## Given problem
Could you copy every line from the material below in which "JSON" appears?

## Dataset
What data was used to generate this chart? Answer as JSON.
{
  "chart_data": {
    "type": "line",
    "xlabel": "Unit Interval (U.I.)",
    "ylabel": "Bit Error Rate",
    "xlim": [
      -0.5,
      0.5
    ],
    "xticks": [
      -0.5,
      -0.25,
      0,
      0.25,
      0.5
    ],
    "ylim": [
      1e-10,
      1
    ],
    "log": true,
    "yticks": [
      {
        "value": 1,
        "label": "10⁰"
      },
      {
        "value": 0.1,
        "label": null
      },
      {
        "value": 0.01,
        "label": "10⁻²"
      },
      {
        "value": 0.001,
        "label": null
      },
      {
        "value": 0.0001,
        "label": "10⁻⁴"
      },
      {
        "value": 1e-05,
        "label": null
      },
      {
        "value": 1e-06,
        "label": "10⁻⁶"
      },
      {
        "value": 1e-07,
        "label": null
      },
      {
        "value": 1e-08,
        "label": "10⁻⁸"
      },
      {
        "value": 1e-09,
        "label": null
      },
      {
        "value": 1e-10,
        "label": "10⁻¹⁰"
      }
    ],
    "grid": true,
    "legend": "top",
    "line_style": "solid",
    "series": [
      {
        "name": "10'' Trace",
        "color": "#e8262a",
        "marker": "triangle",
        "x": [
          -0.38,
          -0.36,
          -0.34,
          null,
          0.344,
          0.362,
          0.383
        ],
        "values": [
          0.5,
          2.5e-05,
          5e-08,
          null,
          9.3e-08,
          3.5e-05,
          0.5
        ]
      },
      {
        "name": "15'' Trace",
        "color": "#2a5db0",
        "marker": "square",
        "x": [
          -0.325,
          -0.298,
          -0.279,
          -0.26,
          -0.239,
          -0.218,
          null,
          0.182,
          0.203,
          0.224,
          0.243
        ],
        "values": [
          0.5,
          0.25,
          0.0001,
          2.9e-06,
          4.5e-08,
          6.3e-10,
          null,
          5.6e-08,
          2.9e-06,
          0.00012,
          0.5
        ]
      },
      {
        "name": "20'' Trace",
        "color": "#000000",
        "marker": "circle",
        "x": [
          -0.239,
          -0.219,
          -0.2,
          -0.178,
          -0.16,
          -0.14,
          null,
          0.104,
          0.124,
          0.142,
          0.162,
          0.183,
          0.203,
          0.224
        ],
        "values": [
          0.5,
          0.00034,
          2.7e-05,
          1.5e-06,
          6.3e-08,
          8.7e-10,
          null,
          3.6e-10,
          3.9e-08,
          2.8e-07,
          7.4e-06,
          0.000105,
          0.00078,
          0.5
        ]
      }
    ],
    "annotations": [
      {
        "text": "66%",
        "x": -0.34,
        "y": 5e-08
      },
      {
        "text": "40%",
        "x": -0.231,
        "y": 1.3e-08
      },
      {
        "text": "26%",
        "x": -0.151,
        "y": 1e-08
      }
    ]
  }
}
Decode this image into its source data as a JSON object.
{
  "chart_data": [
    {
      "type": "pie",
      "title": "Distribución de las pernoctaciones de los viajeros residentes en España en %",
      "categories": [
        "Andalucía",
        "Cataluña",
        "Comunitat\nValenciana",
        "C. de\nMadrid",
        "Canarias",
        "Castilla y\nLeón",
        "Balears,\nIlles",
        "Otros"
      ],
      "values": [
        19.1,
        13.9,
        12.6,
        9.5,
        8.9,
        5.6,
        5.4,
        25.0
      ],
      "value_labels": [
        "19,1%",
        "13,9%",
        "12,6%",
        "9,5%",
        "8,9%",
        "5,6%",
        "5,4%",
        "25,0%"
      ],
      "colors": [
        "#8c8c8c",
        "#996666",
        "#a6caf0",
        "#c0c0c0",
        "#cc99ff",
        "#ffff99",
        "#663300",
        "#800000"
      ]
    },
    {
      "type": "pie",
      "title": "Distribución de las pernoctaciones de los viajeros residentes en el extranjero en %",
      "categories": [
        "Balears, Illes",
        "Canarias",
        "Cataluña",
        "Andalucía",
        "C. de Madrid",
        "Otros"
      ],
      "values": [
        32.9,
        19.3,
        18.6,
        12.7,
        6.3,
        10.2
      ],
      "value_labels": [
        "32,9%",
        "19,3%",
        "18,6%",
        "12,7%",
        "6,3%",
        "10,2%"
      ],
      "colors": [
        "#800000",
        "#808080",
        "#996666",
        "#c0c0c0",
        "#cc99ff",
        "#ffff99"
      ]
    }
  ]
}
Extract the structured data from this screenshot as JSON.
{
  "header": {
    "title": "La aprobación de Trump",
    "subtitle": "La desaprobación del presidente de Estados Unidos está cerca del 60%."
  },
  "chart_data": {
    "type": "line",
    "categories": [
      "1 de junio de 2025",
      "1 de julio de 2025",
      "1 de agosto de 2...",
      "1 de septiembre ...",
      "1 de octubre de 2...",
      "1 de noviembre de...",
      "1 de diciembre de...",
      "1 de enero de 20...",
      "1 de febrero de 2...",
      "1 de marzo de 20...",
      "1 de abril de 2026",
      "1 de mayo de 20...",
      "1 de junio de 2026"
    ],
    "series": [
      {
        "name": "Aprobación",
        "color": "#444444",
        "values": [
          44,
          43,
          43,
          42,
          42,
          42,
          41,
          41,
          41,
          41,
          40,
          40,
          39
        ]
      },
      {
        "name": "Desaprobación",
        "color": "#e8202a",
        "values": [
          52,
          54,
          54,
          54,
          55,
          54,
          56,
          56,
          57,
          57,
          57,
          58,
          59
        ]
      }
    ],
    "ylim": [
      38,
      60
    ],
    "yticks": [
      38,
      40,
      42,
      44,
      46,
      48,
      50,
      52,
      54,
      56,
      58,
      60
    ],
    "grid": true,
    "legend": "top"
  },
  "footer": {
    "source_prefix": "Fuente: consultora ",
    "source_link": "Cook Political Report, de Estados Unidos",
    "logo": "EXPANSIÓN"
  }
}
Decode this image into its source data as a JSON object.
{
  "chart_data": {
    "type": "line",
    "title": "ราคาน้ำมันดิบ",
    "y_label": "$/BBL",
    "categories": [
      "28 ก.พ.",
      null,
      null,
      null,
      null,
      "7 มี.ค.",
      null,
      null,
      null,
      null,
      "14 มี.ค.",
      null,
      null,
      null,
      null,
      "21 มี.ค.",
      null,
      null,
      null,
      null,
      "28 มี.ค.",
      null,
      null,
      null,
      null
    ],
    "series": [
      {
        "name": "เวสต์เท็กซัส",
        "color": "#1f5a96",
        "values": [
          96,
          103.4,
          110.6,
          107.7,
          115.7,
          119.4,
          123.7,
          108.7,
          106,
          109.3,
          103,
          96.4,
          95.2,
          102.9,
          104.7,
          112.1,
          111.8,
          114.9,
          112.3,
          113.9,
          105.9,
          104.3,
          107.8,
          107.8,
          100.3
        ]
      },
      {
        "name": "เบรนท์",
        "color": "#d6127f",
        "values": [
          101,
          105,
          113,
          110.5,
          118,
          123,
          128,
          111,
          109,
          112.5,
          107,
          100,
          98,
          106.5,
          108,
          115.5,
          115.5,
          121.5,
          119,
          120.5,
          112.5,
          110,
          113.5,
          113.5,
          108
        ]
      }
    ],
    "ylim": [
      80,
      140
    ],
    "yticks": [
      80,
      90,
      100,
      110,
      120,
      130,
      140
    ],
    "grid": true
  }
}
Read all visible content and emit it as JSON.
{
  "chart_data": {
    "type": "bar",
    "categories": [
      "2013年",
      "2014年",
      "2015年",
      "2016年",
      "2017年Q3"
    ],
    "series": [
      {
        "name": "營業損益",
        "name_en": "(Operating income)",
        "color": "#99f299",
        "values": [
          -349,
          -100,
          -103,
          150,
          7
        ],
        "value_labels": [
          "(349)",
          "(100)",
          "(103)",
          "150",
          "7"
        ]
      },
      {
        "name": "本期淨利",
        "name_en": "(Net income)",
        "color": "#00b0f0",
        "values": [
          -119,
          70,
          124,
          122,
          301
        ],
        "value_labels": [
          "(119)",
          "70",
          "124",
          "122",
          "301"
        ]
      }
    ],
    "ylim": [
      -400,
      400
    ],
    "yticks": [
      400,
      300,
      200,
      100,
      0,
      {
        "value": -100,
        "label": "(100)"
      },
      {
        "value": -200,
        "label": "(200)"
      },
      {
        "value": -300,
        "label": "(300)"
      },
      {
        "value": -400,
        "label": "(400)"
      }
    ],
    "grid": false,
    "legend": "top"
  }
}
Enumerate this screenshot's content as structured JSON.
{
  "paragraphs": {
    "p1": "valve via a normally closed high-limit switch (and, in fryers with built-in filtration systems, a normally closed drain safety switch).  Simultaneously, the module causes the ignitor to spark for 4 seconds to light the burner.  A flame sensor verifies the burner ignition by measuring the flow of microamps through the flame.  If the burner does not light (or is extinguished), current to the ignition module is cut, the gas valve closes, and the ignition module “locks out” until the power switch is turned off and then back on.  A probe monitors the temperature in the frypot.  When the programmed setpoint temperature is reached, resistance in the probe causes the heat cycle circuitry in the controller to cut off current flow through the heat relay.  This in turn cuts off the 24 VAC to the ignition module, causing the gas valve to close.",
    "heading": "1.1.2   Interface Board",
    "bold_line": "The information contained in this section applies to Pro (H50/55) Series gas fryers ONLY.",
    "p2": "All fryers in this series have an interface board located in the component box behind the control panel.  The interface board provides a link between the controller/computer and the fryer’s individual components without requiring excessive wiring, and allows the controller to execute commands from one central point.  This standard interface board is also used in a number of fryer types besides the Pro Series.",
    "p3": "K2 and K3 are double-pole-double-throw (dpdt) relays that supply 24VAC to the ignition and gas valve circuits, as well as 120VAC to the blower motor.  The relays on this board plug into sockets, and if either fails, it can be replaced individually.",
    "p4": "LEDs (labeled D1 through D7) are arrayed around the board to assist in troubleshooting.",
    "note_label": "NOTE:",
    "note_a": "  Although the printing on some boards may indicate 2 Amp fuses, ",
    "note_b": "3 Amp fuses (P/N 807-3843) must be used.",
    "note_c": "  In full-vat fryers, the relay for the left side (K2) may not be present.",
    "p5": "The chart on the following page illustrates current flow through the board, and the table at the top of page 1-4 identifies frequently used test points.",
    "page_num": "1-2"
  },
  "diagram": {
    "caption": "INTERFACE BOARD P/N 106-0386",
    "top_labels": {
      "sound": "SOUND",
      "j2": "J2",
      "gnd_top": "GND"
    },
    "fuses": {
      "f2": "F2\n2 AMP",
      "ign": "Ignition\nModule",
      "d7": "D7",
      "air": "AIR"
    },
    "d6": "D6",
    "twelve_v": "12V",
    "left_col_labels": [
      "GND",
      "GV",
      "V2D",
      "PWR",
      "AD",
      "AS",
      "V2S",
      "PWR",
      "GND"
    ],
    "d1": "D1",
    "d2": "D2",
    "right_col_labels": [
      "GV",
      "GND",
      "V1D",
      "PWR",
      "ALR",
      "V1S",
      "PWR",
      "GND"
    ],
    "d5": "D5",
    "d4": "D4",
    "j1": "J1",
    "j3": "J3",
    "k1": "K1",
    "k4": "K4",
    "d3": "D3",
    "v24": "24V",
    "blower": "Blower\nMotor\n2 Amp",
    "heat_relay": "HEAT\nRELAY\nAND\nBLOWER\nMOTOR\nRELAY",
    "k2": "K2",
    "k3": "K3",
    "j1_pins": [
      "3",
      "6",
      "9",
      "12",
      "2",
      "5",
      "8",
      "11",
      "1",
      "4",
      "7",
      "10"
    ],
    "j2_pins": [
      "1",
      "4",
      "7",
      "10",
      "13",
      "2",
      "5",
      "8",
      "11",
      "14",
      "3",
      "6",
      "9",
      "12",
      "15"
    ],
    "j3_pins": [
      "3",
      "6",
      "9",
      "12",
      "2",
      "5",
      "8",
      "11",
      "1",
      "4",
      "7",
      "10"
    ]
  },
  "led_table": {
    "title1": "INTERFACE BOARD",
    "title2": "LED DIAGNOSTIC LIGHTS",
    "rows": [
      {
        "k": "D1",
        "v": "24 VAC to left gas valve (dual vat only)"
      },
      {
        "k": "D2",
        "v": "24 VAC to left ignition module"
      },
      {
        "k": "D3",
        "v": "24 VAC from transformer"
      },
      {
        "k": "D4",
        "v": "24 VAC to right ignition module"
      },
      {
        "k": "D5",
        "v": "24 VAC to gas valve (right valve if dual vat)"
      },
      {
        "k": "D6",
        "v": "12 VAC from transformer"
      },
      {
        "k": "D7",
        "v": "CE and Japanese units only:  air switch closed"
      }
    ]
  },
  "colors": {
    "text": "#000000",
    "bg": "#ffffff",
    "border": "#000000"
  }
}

## Task response
What data was used to generate this chart? Answer as JSON.
Decode this image into its source data as a JSON object.
Extract the structured data from this screenshot as JSON.
Decode this image into its source data as a JSON object.
Read all visible content and emit it as JSON.
Enumerate this screenshot's content as structured JSON.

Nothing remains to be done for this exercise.